__What you should do__. Transcribe all of the material exactly. Any picture in it should be left out.

════

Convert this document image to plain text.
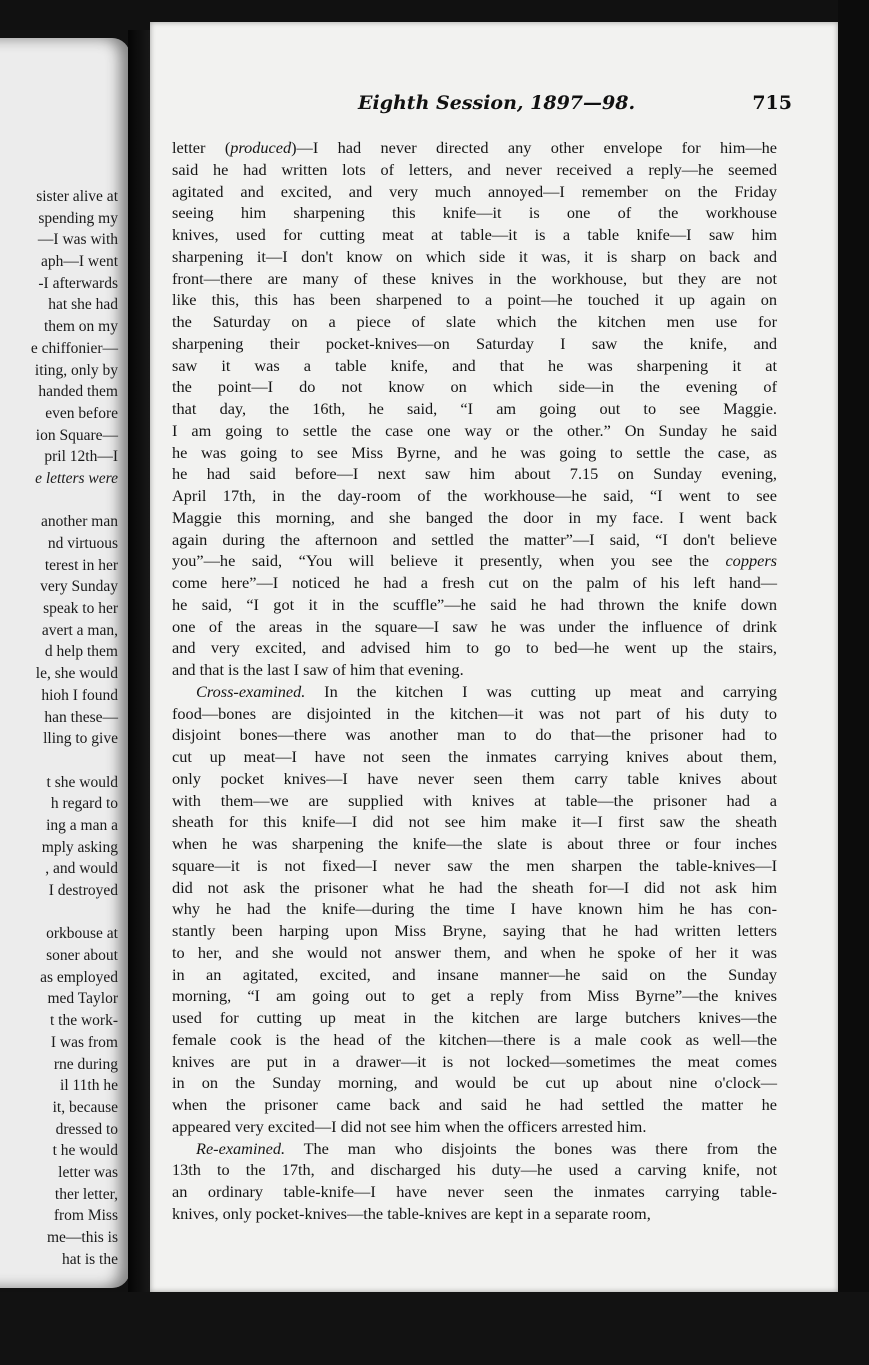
sister alive at
spending my
—I was with
aph—I went
-I afterwards
hat she had
them on my
e chiffonier—
iting, only by
handed them
even before
ion Square—
pril 12th—I
e letters were
another man
nd virtuous
terest in her
very Sunday
speak to her
avert a man,
d help them
le, she would
hioh I found
han these—
lling to give
t she would
h regard to
ing a man a
mply asking
, and would
I destroyed
orkbouse at
soner about
as employed
med Taylor
t the work-
I was from
rne during
il 11th he
it, because
dressed to
t he would
letter was
ther letter,
from Miss
me—this is
hat is the
Eighth Session, 1897—98.	715
letter (produced)—I had never directed any other envelope for him—he
said he had written lots of letters, and never received a reply—he seemed
agitated and excited, and very much annoyed—I remember on the Friday
seeing him sharpening this knife—it is one of the workhouse
knives, used for cutting meat at table—it is a table knife—I saw him
sharpening it—I don't know on which side it was, it is sharp on back and
front—there are many of these knives in the workhouse, but they are not
like this, this has been sharpened to a point—he touched it up again on
the Saturday on a piece of slate which the kitchen men use for
sharpening their pocket-knives—on Saturday I saw the knife, and
saw it was a table knife, and that he was sharpening it at
the point—I do not know on which side—in the evening of
that day, the 16th, he said, “I am going out to see Maggie.
I am going to settle the case one way or the other.” On Sunday he said
he was going to see Miss Byrne, and he was going to settle the case, as
he had said before—I next saw him about 7.15 on Sunday evening,
April 17th, in the day-room of the workhouse—he said, “I went to see
Maggie this morning, and she banged the door in my face. I went back
again during the afternoon and settled the matter”—I said, “I don't believe
you”—he said, “You will believe it presently, when you see the coppers
come here”—I noticed he had a fresh cut on the palm of his left hand—
he said, “I got it in the scuffle”—he said he had thrown the knife down
one of the areas in the square—I saw he was under the influence of drink
and very excited, and advised him to go to bed—he went up the stairs,
and that is the last I saw of him that evening.
Cross-examined. In the kitchen I was cutting up meat and carrying
food—bones are disjointed in the kitchen—it was not part of his duty to
disjoint bones—there was another man to do that—the prisoner had to
cut up meat—I have not seen the inmates carrying knives about them,
only pocket knives—I have never seen them carry table knives about
with them—we are supplied with knives at table—the prisoner had a
sheath for this knife—I did not see him make it—I first saw the sheath
when he was sharpening the knife—the slate is about three or four inches
square—it is not fixed—I never saw the men sharpen the table-knives—I
did not ask the prisoner what he had the sheath for—I did not ask him
why he had the knife—during the time I have known him he has con-
stantly been harping upon Miss Bryne, saying that he had written letters
to her, and she would not answer them, and when he spoke of her it was
in an agitated, excited, and insane manner—he said on the Sunday
morning, “I am going out to get a reply from Miss Byrne”—the knives
used for cutting up meat in the kitchen are large butchers knives—the
female cook is the head of the kitchen—there is a male cook as well—the
knives are put in a drawer—it is not locked—sometimes the meat comes
in on the Sunday morning, and would be cut up about nine o'clock—
when the prisoner came back and said he had settled the matter he
appeared very excited—I did not see him when the officers arrested him.
Re-examined. The man who disjoints the bones was there from the
13th to the 17th, and discharged his duty—he used a carving knife, not
an ordinary table-knife—I have never seen the inmates carrying table-
knives, only pocket-knives—the table-knives are kept in a separate room,
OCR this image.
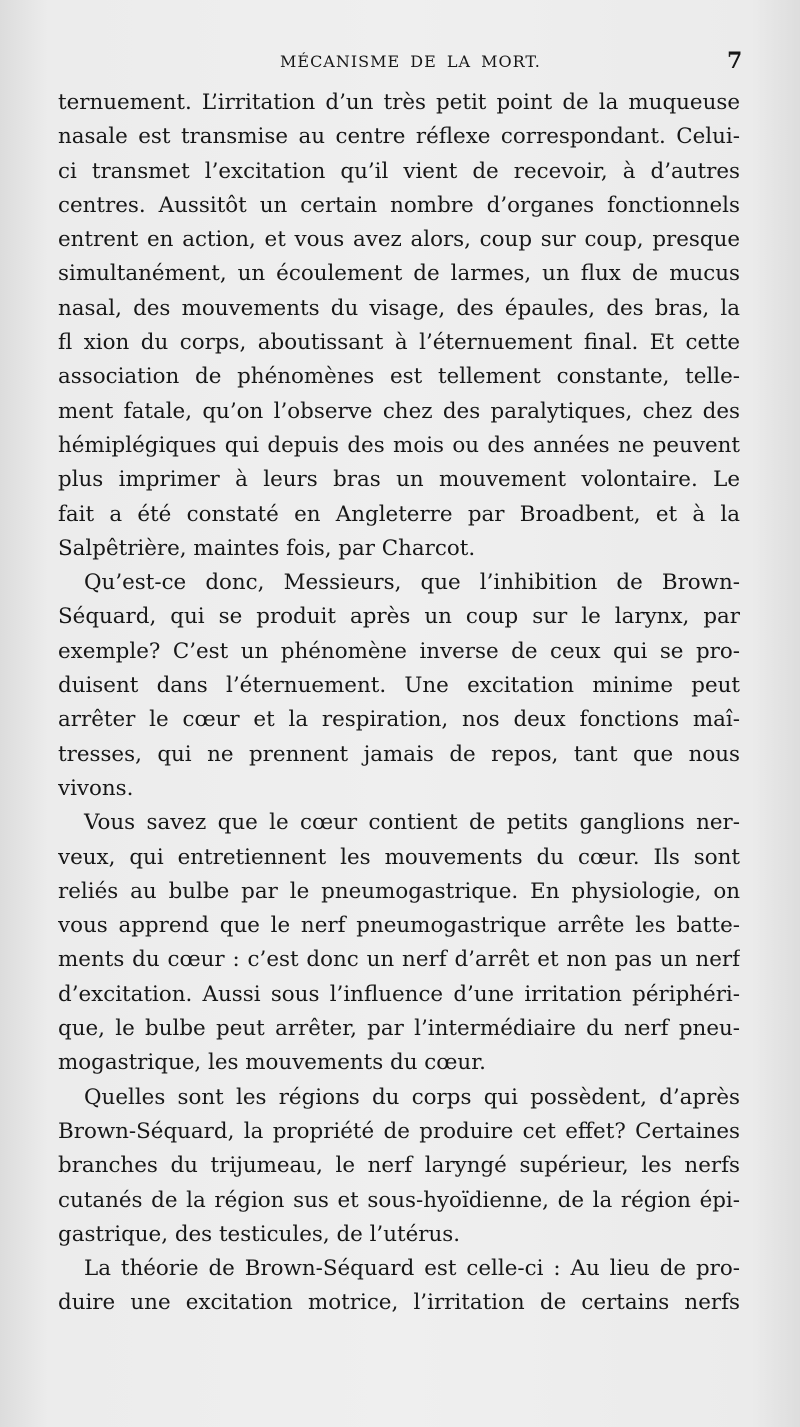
MÉCANISME DE LA MORT.	7
ternuement. L’irritation d’un très petit point de la muqueuse
nasale est transmise au centre réflexe correspondant. Celui-
ci transmet l’excitation qu’il vient de recevoir, à d’autres
centres. Aussitôt un certain nombre d’organes fonctionnels
entrent en action, et vous avez alors, coup sur coup, presque
simultanément, un écoulement de larmes, un flux de mucus
nasal, des mouvements du visage, des épaules, des bras, la
fl xion du corps, aboutissant à l’éternuement final. Et cette
association de phénomènes est tellement constante, telle-
ment fatale, qu’on l’observe chez des paralytiques, chez des
hémiplégiques qui depuis des mois ou des années ne peuvent
plus imprimer à leurs bras un mouvement volontaire. Le
fait a été constaté en Angleterre par Broadbent, et à la
Salpêtrière, maintes fois, par Charcot.
Qu’est-ce donc, Messieurs, que l’inhibition de Brown-
Séquard, qui se produit après un coup sur le larynx, par
exemple? C’est un phénomène inverse de ceux qui se pro-
duisent dans l’éternuement. Une excitation minime peut
arrêter le cœur et la respiration, nos deux fonctions maî-
tresses, qui ne prennent jamais de repos, tant que nous
vivons.
Vous savez que le cœur contient de petits ganglions ner-
veux, qui entretiennent les mouvements du cœur. Ils sont
reliés au bulbe par le pneumogastrique. En physiologie, on
vous apprend que le nerf pneumogastrique arrête les batte-
ments du cœur : c’est donc un nerf d’arrêt et non pas un nerf
d’excitation. Aussi sous l’influence d’une irritation périphéri-
que, le bulbe peut arrêter, par l’intermédiaire du nerf pneu-
mogastrique, les mouvements du cœur.
Quelles sont les régions du corps qui possèdent, d’après
Brown-Séquard, la propriété de produire cet effet? Certaines
branches du trijumeau, le nerf laryngé supérieur, les nerfs
cutanés de la région sus et sous-hyoïdienne, de la région épi-
gastrique, des testicules, de l’utérus.
La théorie de Brown-Séquard est celle-ci : Au lieu de pro-
duire une excitation motrice, l’irritation de certains nerfs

════

__Output below__.
Convert this document image to plain text.
sister alive at
spending my
—I was with
aph—I went
-I afterwards
hat she had
them on my
e chiffonier—
iting, only by
handed them
even before
ion Square—
pril 12th—I
e letters were
another man
nd virtuous
terest in her
very Sunday
speak to her
avert a man,
d help them
le, she would
hioh I found
han these—
lling to give
t she would
h regard to
ing a man a
mply asking
, and would
I destroyed
orkbouse at
soner about
as employed
med Taylor
t the work-
I was from
rne during
il 11th he
it, because
dressed to
t he would
letter was
ther letter,
from Miss
me—this is
hat is the
Eighth Session, 1897—98.	715
letter (produced)—I had never directed any other envelope for him—he
said he had written lots of letters, and never received a reply—he seemed
agitated and excited, and very much annoyed—I remember on the Friday
seeing him sharpening this knife—it is one of the workhouse
knives, used for cutting meat at table—it is a table knife—I saw him
sharpening it—I don't know on which side it was, it is sharp on back and
front—there are many of these knives in the workhouse, but they are not
like this, this has been sharpened to a point—he touched it up again on
the Saturday on a piece of slate which the kitchen men use for
sharpening their pocket-knives—on Saturday I saw the knife, and
saw it was a table knife, and that he was sharpening it at
the point—I do not know on which side—in the evening of
that day, the 16th, he said, “I am going out to see Maggie.
I am going to settle the case one way or the other.” On Sunday he said
he was going to see Miss Byrne, and he was going to settle the case, as
he had said before—I next saw him about 7.15 on Sunday evening,
April 17th, in the day-room of the workhouse—he said, “I went to see
Maggie this morning, and she banged the door in my face. I went back
again during the afternoon and settled the matter”—I said, “I don't believe
you”—he said, “You will believe it presently, when you see the coppers
come here”—I noticed he had a fresh cut on the palm of his left hand—
he said, “I got it in the scuffle”—he said he had thrown the knife down
one of the areas in the square—I saw he was under the influence of drink
and very excited, and advised him to go to bed—he went up the stairs,
and that is the last I saw of him that evening.
Cross-examined. In the kitchen I was cutting up meat and carrying
food—bones are disjointed in the kitchen—it was not part of his duty to
disjoint bones—there was another man to do that—the prisoner had to
cut up meat—I have not seen the inmates carrying knives about them,
only pocket knives—I have never seen them carry table knives about
with them—we are supplied with knives at table—the prisoner had a
sheath for this knife—I did not see him make it—I first saw the sheath
when he was sharpening the knife—the slate is about three or four inches
square—it is not fixed—I never saw the men sharpen the table-knives—I
did not ask the prisoner what he had the sheath for—I did not ask him
why he had the knife—during the time I have known him he has con-
stantly been harping upon Miss Bryne, saying that he had written letters
to her, and she would not answer them, and when he spoke of her it was
in an agitated, excited, and insane manner—he said on the Sunday
morning, “I am going out to get a reply from Miss Byrne”—the knives
used for cutting up meat in the kitchen are large butchers knives—the
female cook is the head of the kitchen—there is a male cook as well—the
knives are put in a drawer—it is not locked—sometimes the meat comes
in on the Sunday morning, and would be cut up about nine o'clock—
when the prisoner came back and said he had settled the matter he
appeared very excited—I did not see him when the officers arrested him.
Re-examined. The man who disjoints the bones was there from the
13th to the 17th, and discharged his duty—he used a carving knife, not
an ordinary table-knife—I have never seen the inmates carrying table-
knives, only pocket-knives—the table-knives are kept in a separate room,
OCR this image.
MÉCANISME DE LA MORT.	7
ternuement. L’irritation d’un très petit point de la muqueuse
nasale est transmise au centre réflexe correspondant. Celui-
ci transmet l’excitation qu’il vient de recevoir, à d’autres
centres. Aussitôt un certain nombre d’organes fonctionnels
entrent en action, et vous avez alors, coup sur coup, presque
simultanément, un écoulement de larmes, un flux de mucus
nasal, des mouvements du visage, des épaules, des bras, la
fl xion du corps, aboutissant à l’éternuement final. Et cette
association de phénomènes est tellement constante, telle-
ment fatale, qu’on l’observe chez des paralytiques, chez des
hémiplégiques qui depuis des mois ou des années ne peuvent
plus imprimer à leurs bras un mouvement volontaire. Le
fait a été constaté en Angleterre par Broadbent, et à la
Salpêtrière, maintes fois, par Charcot.
Qu’est-ce donc, Messieurs, que l’inhibition de Brown-
Séquard, qui se produit après un coup sur le larynx, par
exemple? C’est un phénomène inverse de ceux qui se pro-
duisent dans l’éternuement. Une excitation minime peut
arrêter le cœur et la respiration, nos deux fonctions maî-
tresses, qui ne prennent jamais de repos, tant que nous
vivons.
Vous savez que le cœur contient de petits ganglions ner-
veux, qui entretiennent les mouvements du cœur. Ils sont
reliés au bulbe par le pneumogastrique. En physiologie, on
vous apprend que le nerf pneumogastrique arrête les batte-
ments du cœur : c’est donc un nerf d’arrêt et non pas un nerf
d’excitation. Aussi sous l’influence d’une irritation périphéri-
que, le bulbe peut arrêter, par l’intermédiaire du nerf pneu-
mogastrique, les mouvements du cœur.
Quelles sont les régions du corps qui possèdent, d’après
Brown-Séquard, la propriété de produire cet effet? Certaines
branches du trijumeau, le nerf laryngé supérieur, les nerfs
cutanés de la région sus et sous-hyoïdienne, de la région épi-
gastrique, des testicules, de l’utérus.
La théorie de Brown-Séquard est celle-ci : Au lieu de pro-
duire une excitation motrice, l’irritation de certains nerfs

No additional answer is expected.